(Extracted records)
——
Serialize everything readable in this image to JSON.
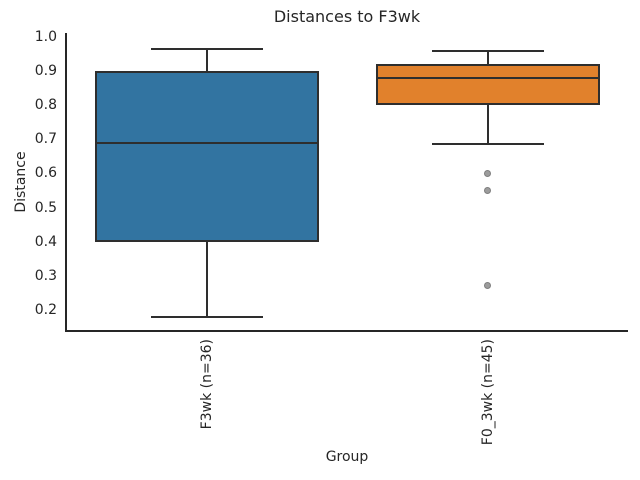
{
  "chart_data": {
    "type": "box",
    "title": "Distances to F3wk",
    "xlabel": "Group",
    "ylabel": "Distance",
    "ylim": [
      0.138,
      1.012
    ],
    "yticks": [
      1.0,
      0.9,
      0.8,
      0.7,
      0.6,
      0.5,
      0.4,
      0.3,
      0.2
    ],
    "ytick_labels": [
      "1.0",
      "0.9",
      "0.8",
      "0.7",
      "0.6",
      "0.5",
      "0.4",
      "0.3",
      "0.2"
    ],
    "grid": false,
    "legend": false,
    "groups": [
      {
        "label": "F3wk (n=36)",
        "n": 36,
        "color": "#3274a1",
        "whisker_low": 0.18,
        "q1": 0.4,
        "median": 0.69,
        "q3": 0.9,
        "whisker_high": 0.965,
        "outliers": []
      },
      {
        "label": "F0_3wk (n=45)",
        "n": 45,
        "color": "#e1812c",
        "whisker_low": 0.685,
        "q1": 0.8,
        "median": 0.88,
        "q3": 0.92,
        "whisker_high": 0.96,
        "outliers": [
          0.6,
          0.55,
          0.27
        ]
      }
    ],
    "style": {
      "edge_color": "#2e2e2e",
      "outlier_fill": "#9c9c9c",
      "outlier_edge": "#7f7f7f",
      "spine_color": "#262626"
    }
  }
}
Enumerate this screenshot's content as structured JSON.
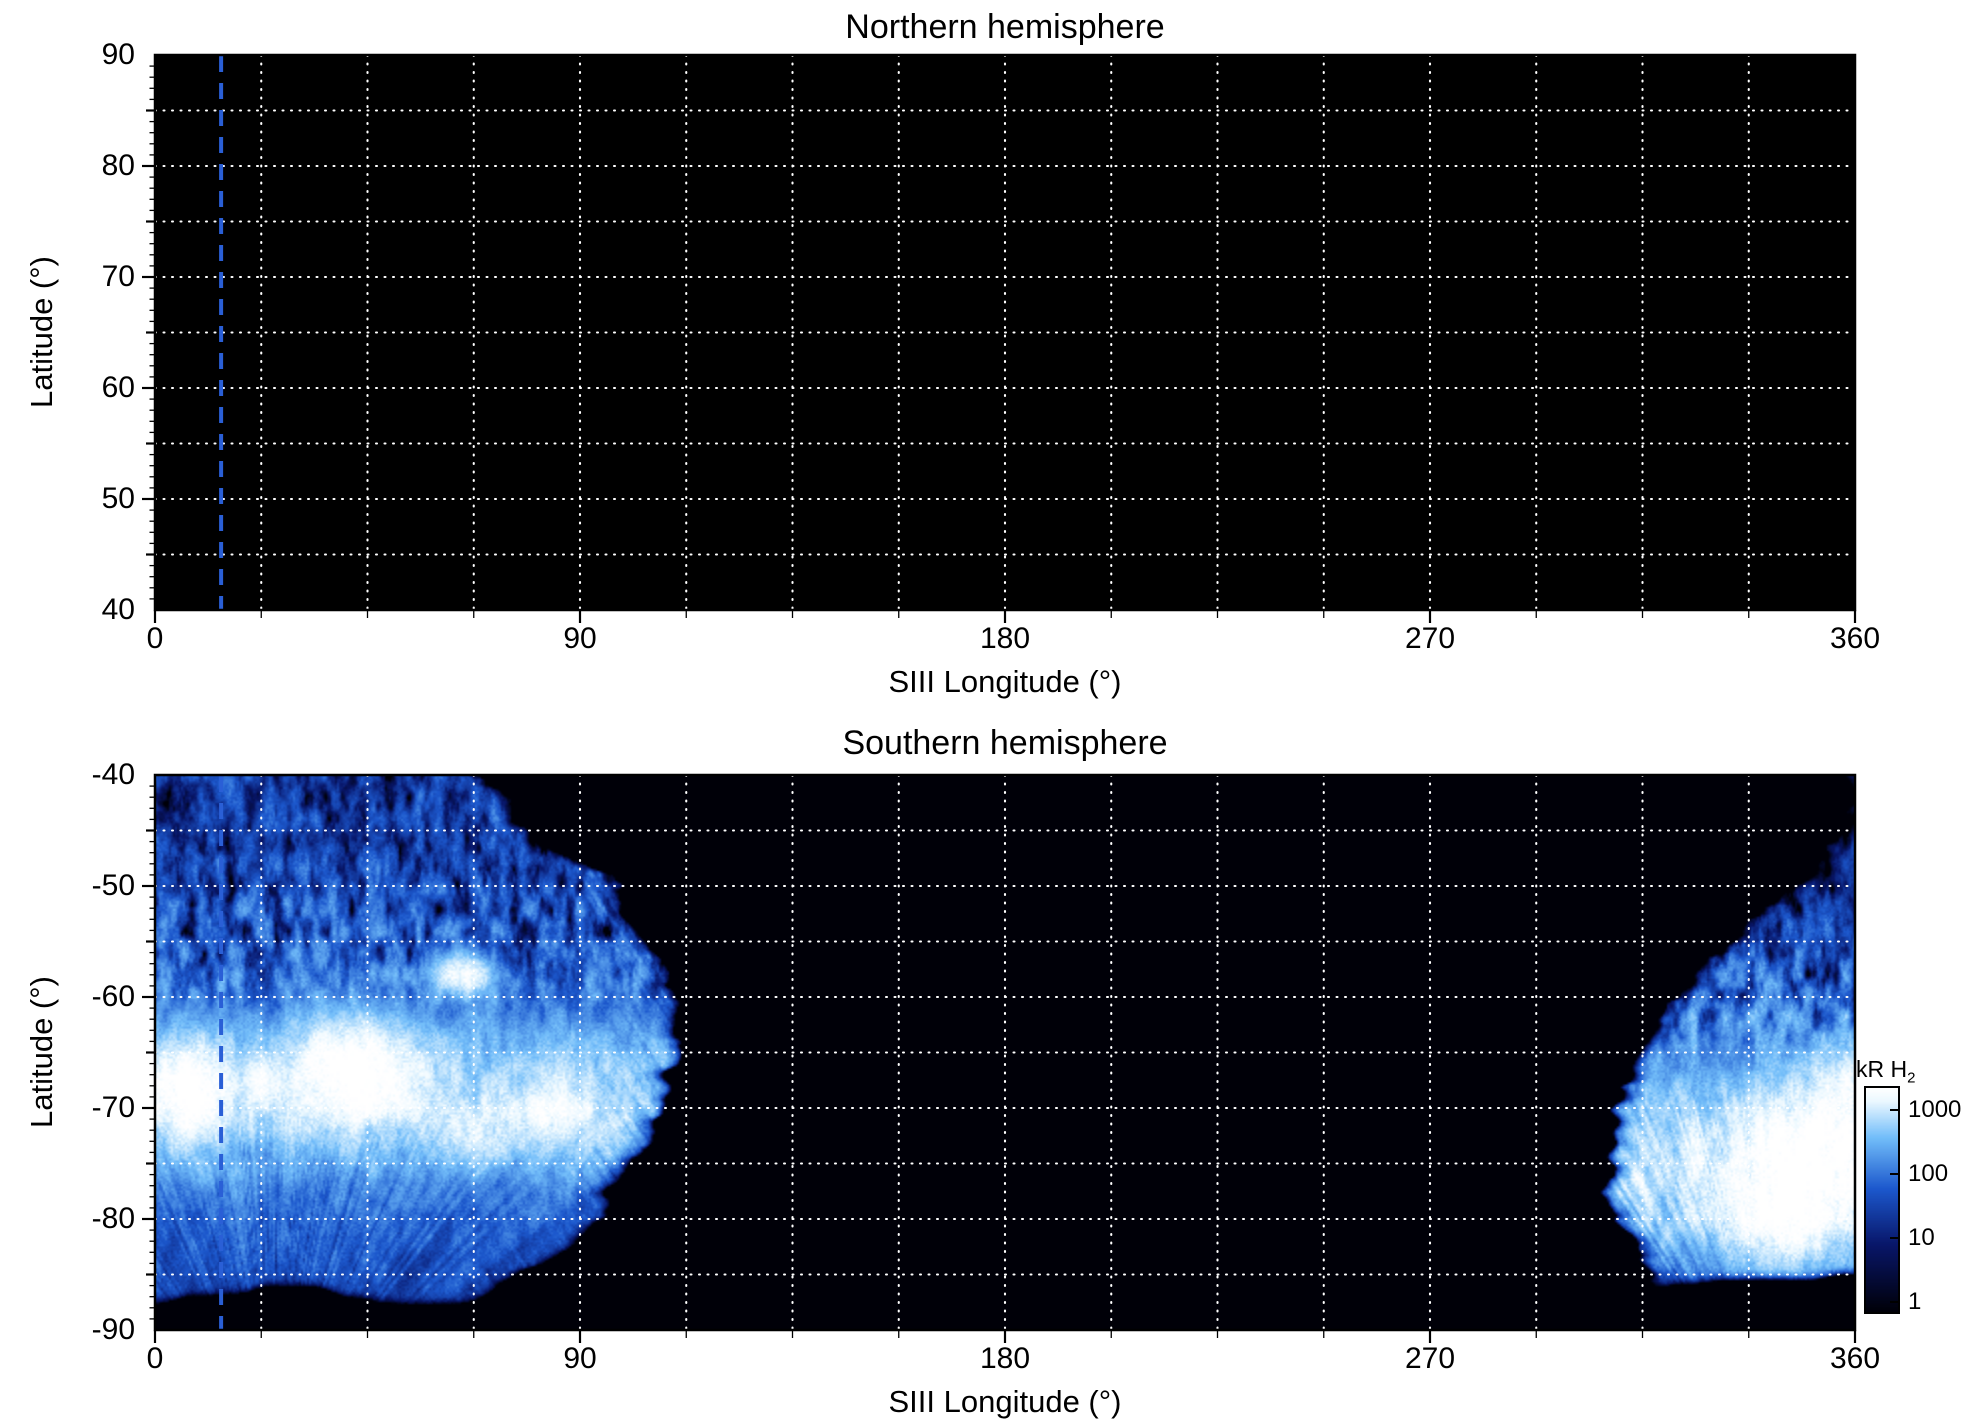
{
  "figure": {
    "background": "#ffffff",
    "plot_background": "#000000",
    "grid_color": "#ffffff",
    "dashed_line_color": "#2a5fd6"
  },
  "chart_data": [
    {
      "type": "heatmap",
      "title": "Northern hemisphere",
      "xlabel": "SIII Longitude (°)",
      "ylabel": "Latitude (°)",
      "xlim": [
        0,
        360
      ],
      "ylim": [
        40,
        90
      ],
      "xticks": [
        0,
        90,
        180,
        270,
        360
      ],
      "yticks": [
        90,
        80,
        70,
        60,
        50,
        40
      ],
      "grid_lon_step": 22.5,
      "grid_lat_step": 5,
      "grid_style": "dotted",
      "dashed_line_lon": 14,
      "data_summary": "no emission visible; entire map at background level (black, < 1 kR)",
      "emission_regions": []
    },
    {
      "type": "heatmap",
      "title": "Southern hemisphere",
      "xlabel": "SIII Longitude (°)",
      "ylabel": "Latitude (°)",
      "xlim": [
        0,
        360
      ],
      "ylim": [
        -90,
        -40
      ],
      "xticks": [
        0,
        90,
        180,
        270,
        360
      ],
      "yticks": [
        -40,
        -50,
        -60,
        -70,
        -80,
        -90
      ],
      "grid_lon_step": 22.5,
      "grid_lat_step": 5,
      "grid_style": "dotted",
      "dashed_line_lon": 14,
      "data_summary": "auroral H2 emission patches: large speckled region lon 0-112 deg reaching >1000 kR near lat -65 to -73, and second bright region lon 310-360 deg peaking near lat -70 to -82; black background elsewhere",
      "emission_regions": [
        {
          "name": "main-oval-segment-lon0-110",
          "lon_min": 0,
          "lon_max": 115,
          "seed": 3,
          "right_edge": [
            [
              -88,
              62
            ],
            [
              -84,
              82
            ],
            [
              -80,
              93
            ],
            [
              -75,
              100
            ],
            [
              -70,
              107
            ],
            [
              -65,
              111
            ],
            [
              -60,
              109
            ],
            [
              -55,
              104
            ],
            [
              -50,
              97
            ],
            [
              -45,
              80
            ],
            [
              -40,
              66
            ]
          ],
          "bands": [
            [
              -88,
              28
            ],
            [
              -86,
              45
            ],
            [
              -83,
              65
            ],
            [
              -80,
              90
            ],
            [
              -77,
              150
            ],
            [
              -74,
              350
            ],
            [
              -71,
              650
            ],
            [
              -67,
              650
            ],
            [
              -64,
              350
            ],
            [
              -61,
              120
            ],
            [
              -57,
              45
            ],
            [
              -52,
              30
            ],
            [
              -46,
              18
            ],
            [
              -40,
              15
            ]
          ],
          "bottom_cut": -87,
          "speckle_hi_lat": -56,
          "speckle_lo_lat": -63,
          "streak_start": -66,
          "streak_full": -75,
          "focus": [
            25,
            -100
          ],
          "blobs": [
            [
              7,
              -68.5,
              9,
              4.5,
              2500
            ],
            [
              42,
              -67,
              14,
              4.5,
              3000
            ],
            [
              22,
              -68,
              3,
              2,
              1500
            ],
            [
              85,
              -70,
              8,
              3.5,
              1300
            ],
            [
              65,
              -58,
              6,
              1.8,
              1600
            ],
            [
              70,
              -72,
              10,
              3,
              700
            ]
          ]
        },
        {
          "name": "main-oval-segment-lon310-360",
          "lon_min": 300,
          "lon_max": 360,
          "seed": 11,
          "left_edge": [
            [
              -85,
              318
            ],
            [
              -80,
              311
            ],
            [
              -75,
              308
            ],
            [
              -70,
              311
            ],
            [
              -65,
              316
            ],
            [
              -60,
              323
            ],
            [
              -56,
              332
            ],
            [
              -52,
              342
            ],
            [
              -48,
              352
            ],
            [
              -45,
              359
            ]
          ],
          "bands": [
            [
              -85.4,
              80
            ],
            [
              -83,
              250
            ],
            [
              -80,
              700
            ],
            [
              -76,
              1100
            ],
            [
              -72,
              900
            ],
            [
              -68,
              400
            ],
            [
              -64,
              150
            ],
            [
              -60,
              60
            ],
            [
              -55,
              25
            ],
            [
              -50,
              10
            ],
            [
              -45,
              6
            ]
          ],
          "bottom_cut": -85.4,
          "speckle_hi_lat": -60,
          "speckle_lo_lat": -67,
          "streak_start": -64,
          "streak_full": -72,
          "focus": [
            345,
            -100
          ],
          "blobs": [
            [
              352,
              -73,
              16,
              5,
              1800
            ],
            [
              346,
              -79,
              14,
              5,
              2200
            ],
            [
              358,
              -68,
              8,
              3,
              1200
            ]
          ]
        }
      ]
    }
  ],
  "colorbar": {
    "label_main": "kR H",
    "label_sub": "2",
    "scale": "log",
    "tick_values": [
      1000,
      100,
      10,
      1
    ],
    "log_top": 3.351,
    "log_span": 3.509,
    "colormap": {
      "t": [
        0,
        0.3,
        0.55,
        0.78,
        0.94,
        1
      ],
      "rgb": [
        [
          0,
          0,
          8
        ],
        [
          8,
          22,
          105
        ],
        [
          28,
          88,
          205
        ],
        [
          115,
          190,
          250
        ],
        [
          235,
          248,
          255
        ],
        [
          255,
          255,
          255
        ]
      ]
    }
  }
}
——
* _REQUEST_: Repeat the preceding records precisely, and leave every picture out of the copy.

* _ANSWER FOR THIS EXERCISE_:
Serialize everything readable in this image to JSON.
{
  "chart_data": {
    "type": "box",
    "title": "Distances to F3wk",
    "xlabel": "Group",
    "ylabel": "Distance",
    "ylim": [
      0.138,
      1.012
    ],
    "yticks": [
      1.0,
      0.9,
      0.8,
      0.7,
      0.6,
      0.5,
      0.4,
      0.3,
      0.2
    ],
    "ytick_labels": [
      "1.0",
      "0.9",
      "0.8",
      "0.7",
      "0.6",
      "0.5",
      "0.4",
      "0.3",
      "0.2"
    ],
    "grid": false,
    "legend": false,
    "groups": [
      {
        "label": "F3wk (n=36)",
        "n": 36,
        "color": "#3274a1",
        "whisker_low": 0.18,
        "q1": 0.4,
        "median": 0.69,
        "q3": 0.9,
        "whisker_high": 0.965,
        "outliers": []
      },
      {
        "label": "F0_3wk (n=45)",
        "n": 45,
        "color": "#e1812c",
        "whisker_low": 0.685,
        "q1": 0.8,
        "median": 0.88,
        "q3": 0.92,
        "whisker_high": 0.96,
        "outliers": [
          0.6,
          0.55,
          0.27
        ]
      }
    ],
    "style": {
      "edge_color": "#2e2e2e",
      "outlier_fill": "#9c9c9c",
      "outlier_edge": "#7f7f7f",
      "spine_color": "#262626"
    }
  }
}
Enumerate this screenshot's content as structured JSON.
{
  "figure": {
    "background": "#ffffff",
    "plot_background": "#000000",
    "grid_color": "#ffffff",
    "dashed_line_color": "#2a5fd6"
  },
  "chart_data": [
    {
      "type": "heatmap",
      "title": "Northern hemisphere",
      "xlabel": "SIII Longitude (°)",
      "ylabel": "Latitude (°)",
      "xlim": [
        0,
        360
      ],
      "ylim": [
        40,
        90
      ],
      "xticks": [
        0,
        90,
        180,
        270,
        360
      ],
      "yticks": [
        90,
        80,
        70,
        60,
        50,
        40
      ],
      "grid_lon_step": 22.5,
      "grid_lat_step": 5,
      "grid_style": "dotted",
      "dashed_line_lon": 14,
      "data_summary": "no emission visible; entire map at background level (black, < 1 kR)",
      "emission_regions": []
    },
    {
      "type": "heatmap",
      "title": "Southern hemisphere",
      "xlabel": "SIII Longitude (°)",
      "ylabel": "Latitude (°)",
      "xlim": [
        0,
        360
      ],
      "ylim": [
        -90,
        -40
      ],
      "xticks": [
        0,
        90,
        180,
        270,
        360
      ],
      "yticks": [
        -40,
        -50,
        -60,
        -70,
        -80,
        -90
      ],
      "grid_lon_step": 22.5,
      "grid_lat_step": 5,
      "grid_style": "dotted",
      "dashed_line_lon": 14,
      "data_summary": "auroral H2 emission patches: large speckled region lon 0-112 deg reaching >1000 kR near lat -65 to -73, and second bright region lon 310-360 deg peaking near lat -70 to -82; black background elsewhere",
      "emission_regions": [
        {
          "name": "main-oval-segment-lon0-110",
          "lon_min": 0,
          "lon_max": 115,
          "seed": 3,
          "right_edge": [
            [
              -88,
              62
            ],
            [
              -84,
              82
            ],
            [
              -80,
              93
            ],
            [
              -75,
              100
            ],
            [
              -70,
              107
            ],
            [
              -65,
              111
            ],
            [
              -60,
              109
            ],
            [
              -55,
              104
            ],
            [
              -50,
              97
            ],
            [
              -45,
              80
            ],
            [
              -40,
              66
            ]
          ],
          "bands": [
            [
              -88,
              28
            ],
            [
              -86,
              45
            ],
            [
              -83,
              65
            ],
            [
              -80,
              90
            ],
            [
              -77,
              150
            ],
            [
              -74,
              350
            ],
            [
              -71,
              650
            ],
            [
              -67,
              650
            ],
            [
              -64,
              350
            ],
            [
              -61,
              120
            ],
            [
              -57,
              45
            ],
            [
              -52,
              30
            ],
            [
              -46,
              18
            ],
            [
              -40,
              15
            ]
          ],
          "bottom_cut": -87,
          "speckle_hi_lat": -56,
          "speckle_lo_lat": -63,
          "streak_start": -66,
          "streak_full": -75,
          "focus": [
            25,
            -100
          ],
          "blobs": [
            [
              7,
              -68.5,
              9,
              4.5,
              2500
            ],
            [
              42,
              -67,
              14,
              4.5,
              3000
            ],
            [
              22,
              -68,
              3,
              2,
              1500
            ],
            [
              85,
              -70,
              8,
              3.5,
              1300
            ],
            [
              65,
              -58,
              6,
              1.8,
              1600
            ],
            [
              70,
              -72,
              10,
              3,
              700
            ]
          ]
        },
        {
          "name": "main-oval-segment-lon310-360",
          "lon_min": 300,
          "lon_max": 360,
          "seed": 11,
          "left_edge": [
            [
              -85,
              318
            ],
            [
              -80,
              311
            ],
            [
              -75,
              308
            ],
            [
              -70,
              311
            ],
            [
              -65,
              316
            ],
            [
              -60,
              323
            ],
            [
              -56,
              332
            ],
            [
              -52,
              342
            ],
            [
              -48,
              352
            ],
            [
              -45,
              359
            ]
          ],
          "bands": [
            [
              -85.4,
              80
            ],
            [
              -83,
              250
            ],
            [
              -80,
              700
            ],
            [
              -76,
              1100
            ],
            [
              -72,
              900
            ],
            [
              -68,
              400
            ],
            [
              -64,
              150
            ],
            [
              -60,
              60
            ],
            [
              -55,
              25
            ],
            [
              -50,
              10
            ],
            [
              -45,
              6
            ]
          ],
          "bottom_cut": -85.4,
          "speckle_hi_lat": -60,
          "speckle_lo_lat": -67,
          "streak_start": -64,
          "streak_full": -72,
          "focus": [
            345,
            -100
          ],
          "blobs": [
            [
              352,
              -73,
              16,
              5,
              1800
            ],
            [
              346,
              -79,
              14,
              5,
              2200
            ],
            [
              358,
              -68,
              8,
              3,
              1200
            ]
          ]
        }
      ]
    }
  ],
  "colorbar": {
    "label_main": "kR H",
    "label_sub": "2",
    "scale": "log",
    "tick_values": [
      1000,
      100,
      10,
      1
    ],
    "log_top": 3.351,
    "log_span": 3.509,
    "colormap": {
      "t": [
        0,
        0.3,
        0.55,
        0.78,
        0.94,
        1
      ],
      "rgb": [
        [
          0,
          0,
          8
        ],
        [
          8,
          22,
          105
        ],
        [
          28,
          88,
          205
        ],
        [
          115,
          190,
          250
        ],
        [
          235,
          248,
          255
        ],
        [
          255,
          255,
          255
        ]
      ]
    }
  }
}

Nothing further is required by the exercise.